- _TASK STATEMENT_:
Drop the pictures from the entries below, then reproduce the rest exactly.

- _RECORDS SUPPLIED_:
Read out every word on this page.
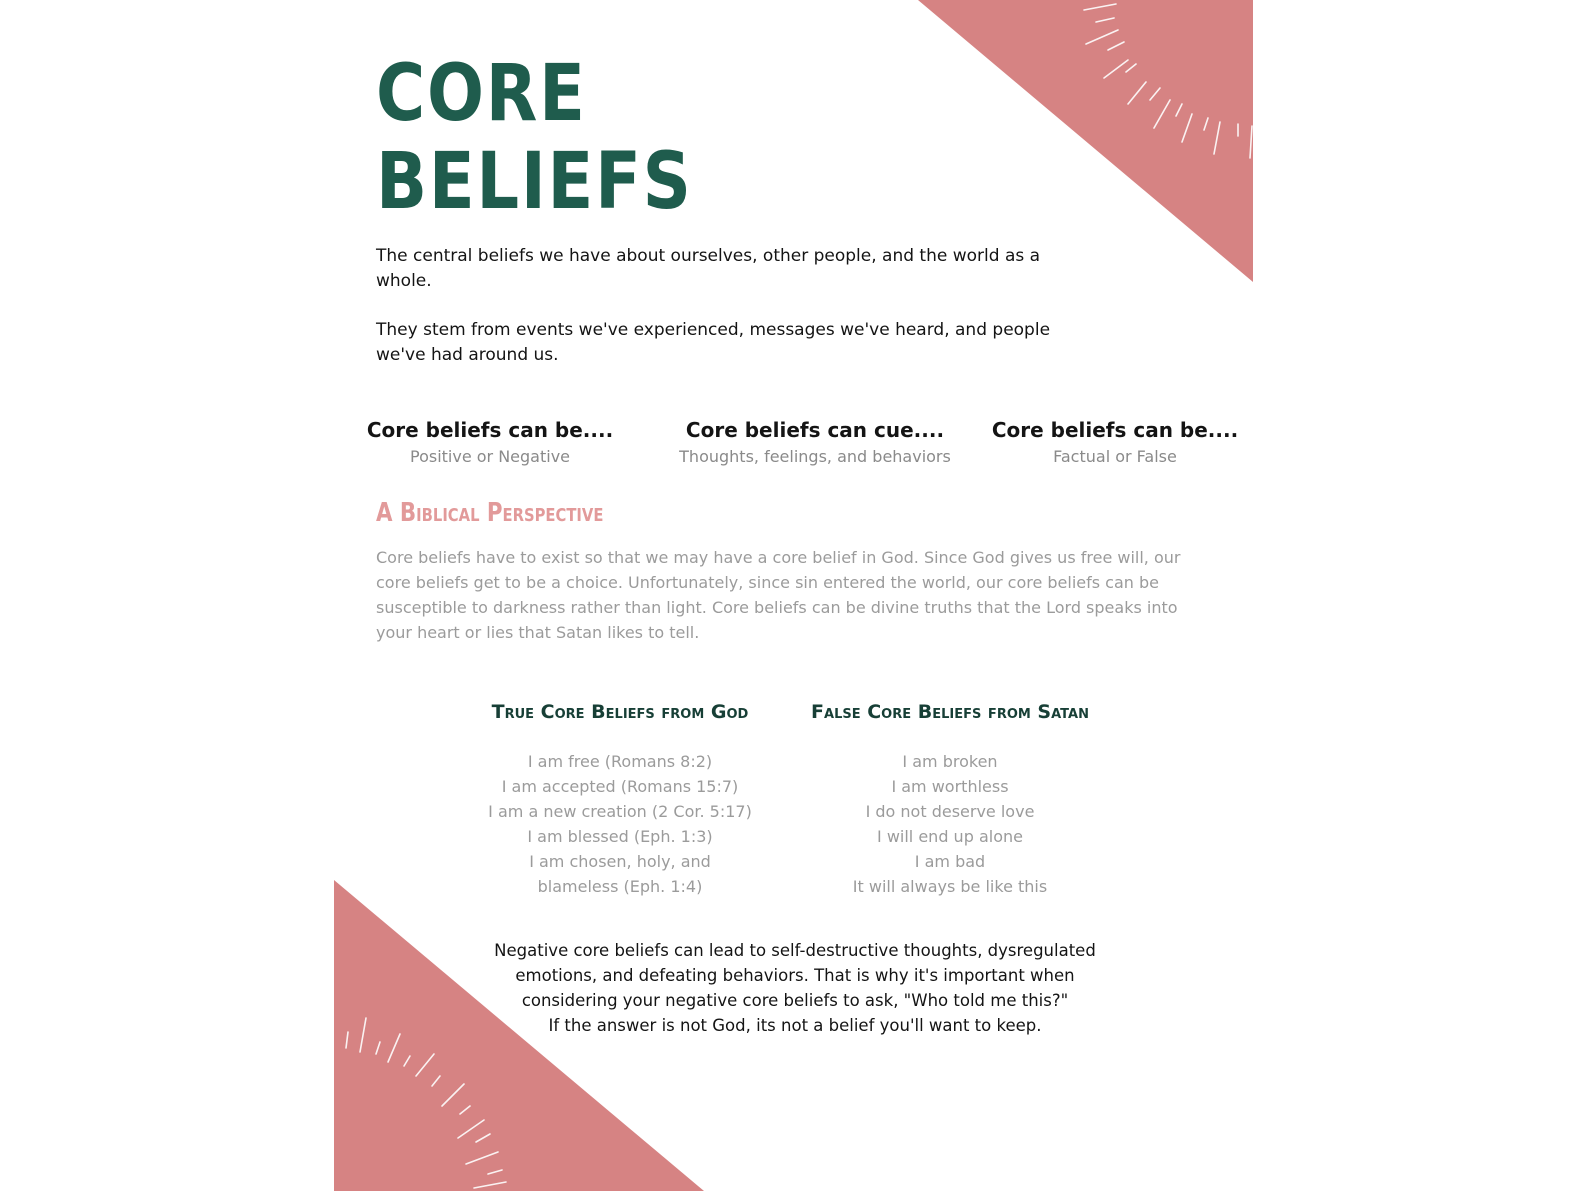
CORE
BELIEFS

The central beliefs we have about ourselves, other people, and the world as a whole.

They stem from events we've experienced, messages we've heard, and people we've had around us.

Core beliefs can be....
Positive or Negative
Core beliefs can cue....
Thoughts, feelings, and behaviors
Core beliefs can be....
Factual or False
A Biblical Perspective

Core beliefs have to exist so that we may have a core belief in God. Since God gives us free will, our core beliefs get to be a choice. Unfortunately, since sin entered the world, our core beliefs can be susceptible to darkness rather than light. Core beliefs can be divine truths that the Lord speaks into your heart or lies that Satan likes to tell.

True Core Beliefs from God
I am free (Romans 8:2)
I am accepted (Romans 15:7)
I am a new creation (2 Cor. 5:17)
I am blessed (Eph. 1:3)
I am chosen, holy, and
blameless (Eph. 1:4)
False Core Beliefs from Satan
I am broken
I am worthless
I do not deserve love
I will end up alone
I am bad
It will always be like this

Negative core beliefs can lead to self-destructive thoughts, dysregulated
emotions, and defeating behaviors. That is why it's important when
considering your negative core beliefs to ask, "Who told me this?"
If the answer is not God, its not a belief you'll want to keep.
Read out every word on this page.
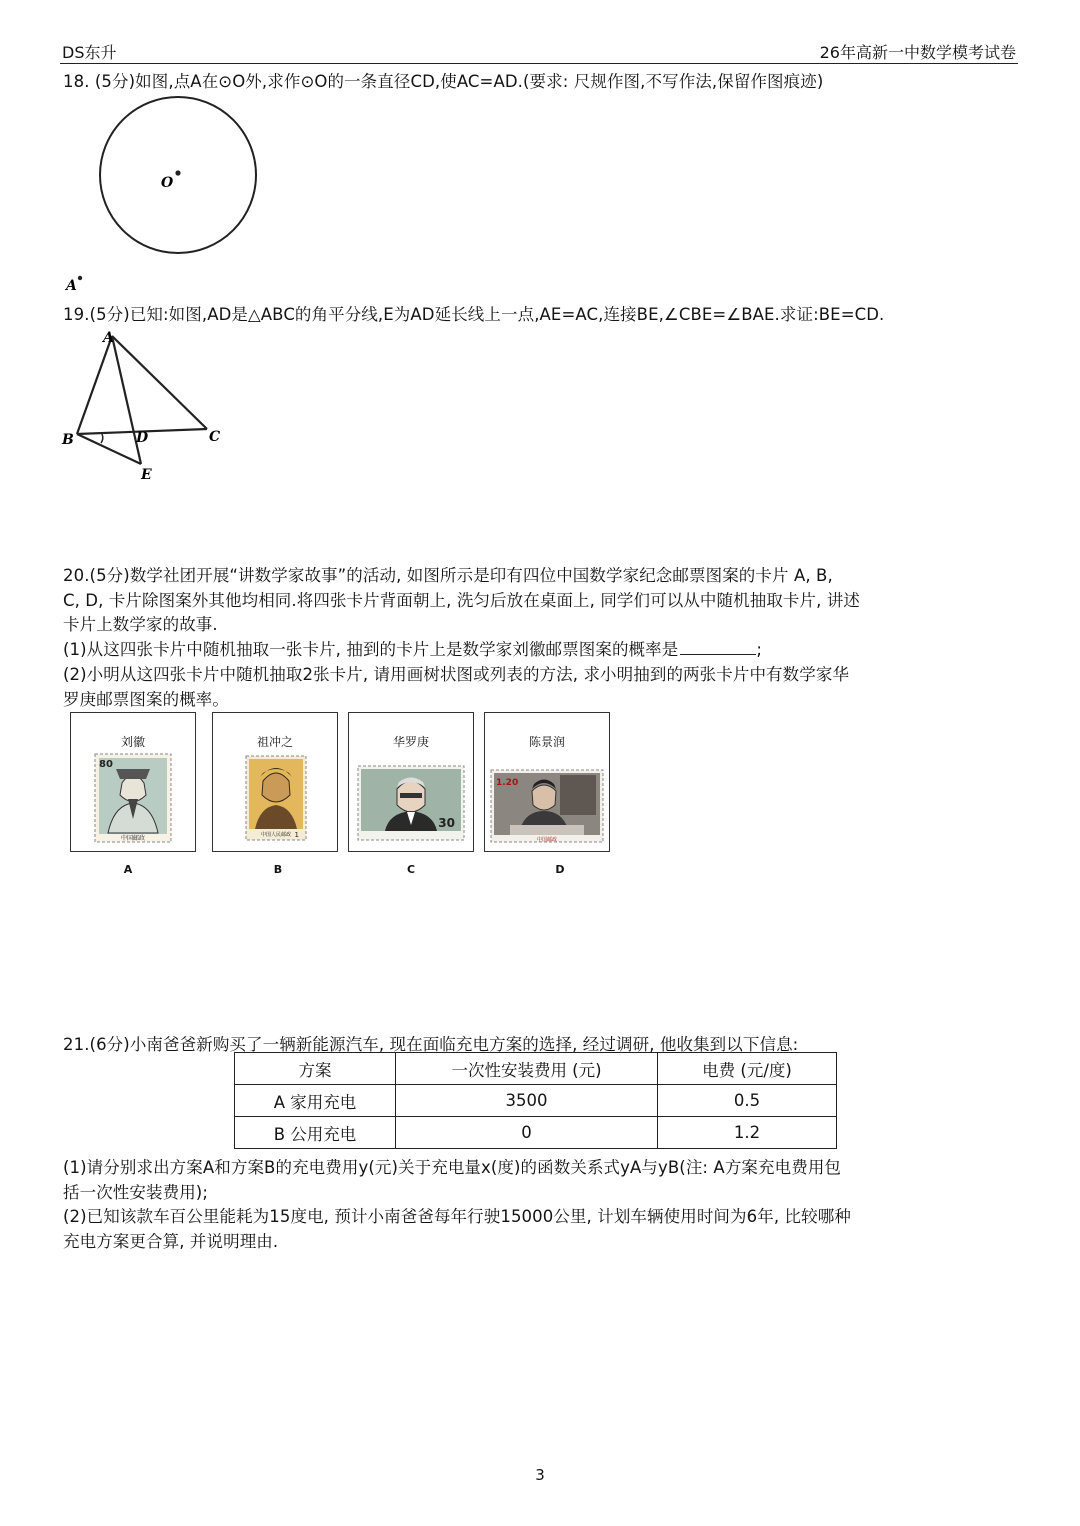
DS东升	26年高新一中数学模考试卷
18. (5分)如图,点A在⊙O外,求作⊙O的一条直径CD,使AC=AD.(要求: 尺规作图,不写作法,保留作图痕迹)
O
A
19.(5分)已知:如图,AD是△ABC的角平分线,E为AD延长线上一点,AE=AC,连接BE,∠CBE=∠BAE.求证:BE=CD.
A
B	C
D
E
20.(5分)数学社团开展“讲数学家故事”的活动, 如图所示是印有四位中国数学家纪念邮票图案的卡片 A, B,
C, D, 卡片除图案外其他均相同.将四张卡片背面朝上, 洗匀后放在桌面上, 同学们可以从中随机抽取卡片, 讲述
卡片上数学家的故事.
(1)从这四张卡片中随机抽取一张卡片, 抽到的卡片上是数学家刘徽邮票图案的概率是	;
(2)小明从这四张卡片中随机抽取2张卡片, 请用画树状图或列表的方法, 求小明抽到的两张卡片中有数学家华
罗庚邮票图案的概率。
刘徽
80
中国邮政
祖冲之
中国人民邮政 1
华罗庚
30
陈景润
1.20
中国邮政
A	B	C	D
21.(6分)小南爸爸新购买了一辆新能源汽车, 现在面临充电方案的选择, 经过调研, 他收集到以下信息:
方案	一次性安装费用 (元)	电费 (元/度)
A 家用充电	3500	0.5
B 公用充电	0	1.2
(1)请分别求出方案A和方案B的充电费用y(元)关于充电量x(度)的函数关系式yA与yB(注: A方案充电费用包
括一次性安装费用);
(2)已知该款车百公里能耗为15度电, 预计小南爸爸每年行驶15000公里, 计划车辆使用时间为6年, 比较哪种
充电方案更合算, 并说明理由.
3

- _WRITTEN SOLUTION_:
Read out every word on this page.
CORE
BELIEFS

The central beliefs we have about ourselves, other people, and the world as a whole.

They stem from events we've experienced, messages we've heard, and people we've had around us.

Core beliefs can be....
Positive or Negative
Core beliefs can cue....
Thoughts, feelings, and behaviors
Core beliefs can be....
Factual or False
A Biblical Perspective

Core beliefs have to exist so that we may have a core belief in God. Since God gives us free will, our core beliefs get to be a choice. Unfortunately, since sin entered the world, our core beliefs can be susceptible to darkness rather than light. Core beliefs can be divine truths that the Lord speaks into your heart or lies that Satan likes to tell.

True Core Beliefs from God
I am free (Romans 8:2)
I am accepted (Romans 15:7)
I am a new creation (2 Cor. 5:17)
I am blessed (Eph. 1:3)
I am chosen, holy, and
blameless (Eph. 1:4)
False Core Beliefs from Satan
I am broken
I am worthless
I do not deserve love
I will end up alone
I am bad
It will always be like this

Negative core beliefs can lead to self-destructive thoughts, dysregulated
emotions, and defeating behaviors. That is why it's important when
considering your negative core beliefs to ask, "Who told me this?"
If the answer is not God, its not a belief you'll want to keep.
Read out every word on this page.
DS东升	26年高新一中数学模考试卷
18. (5分)如图,点A在⊙O外,求作⊙O的一条直径CD,使AC=AD.(要求: 尺规作图,不写作法,保留作图痕迹)
O
A
19.(5分)已知:如图,AD是△ABC的角平分线,E为AD延长线上一点,AE=AC,连接BE,∠CBE=∠BAE.求证:BE=CD.
A
B	C
D
E
20.(5分)数学社团开展“讲数学家故事”的活动, 如图所示是印有四位中国数学家纪念邮票图案的卡片 A, B,
C, D, 卡片除图案外其他均相同.将四张卡片背面朝上, 洗匀后放在桌面上, 同学们可以从中随机抽取卡片, 讲述
卡片上数学家的故事.
(1)从这四张卡片中随机抽取一张卡片, 抽到的卡片上是数学家刘徽邮票图案的概率是	;
(2)小明从这四张卡片中随机抽取2张卡片, 请用画树状图或列表的方法, 求小明抽到的两张卡片中有数学家华
罗庚邮票图案的概率。
刘徽
80
中国邮政
祖冲之
中国人民邮政 1
华罗庚
30
陈景润
1.20
中国邮政
A	B	C	D
21.(6分)小南爸爸新购买了一辆新能源汽车, 现在面临充电方案的选择, 经过调研, 他收集到以下信息:
方案	一次性安装费用 (元)	电费 (元/度)
A 家用充电	3500	0.5
B 公用充电	0	1.2
(1)请分别求出方案A和方案B的充电费用y(元)关于充电量x(度)的函数关系式yA与yB(注: A方案充电费用包
括一次性安装费用);
(2)已知该款车百公里能耗为15度电, 预计小南爸爸每年行驶15000公里, 计划车辆使用时间为6年, 比较哪种
充电方案更合算, 并说明理由.
3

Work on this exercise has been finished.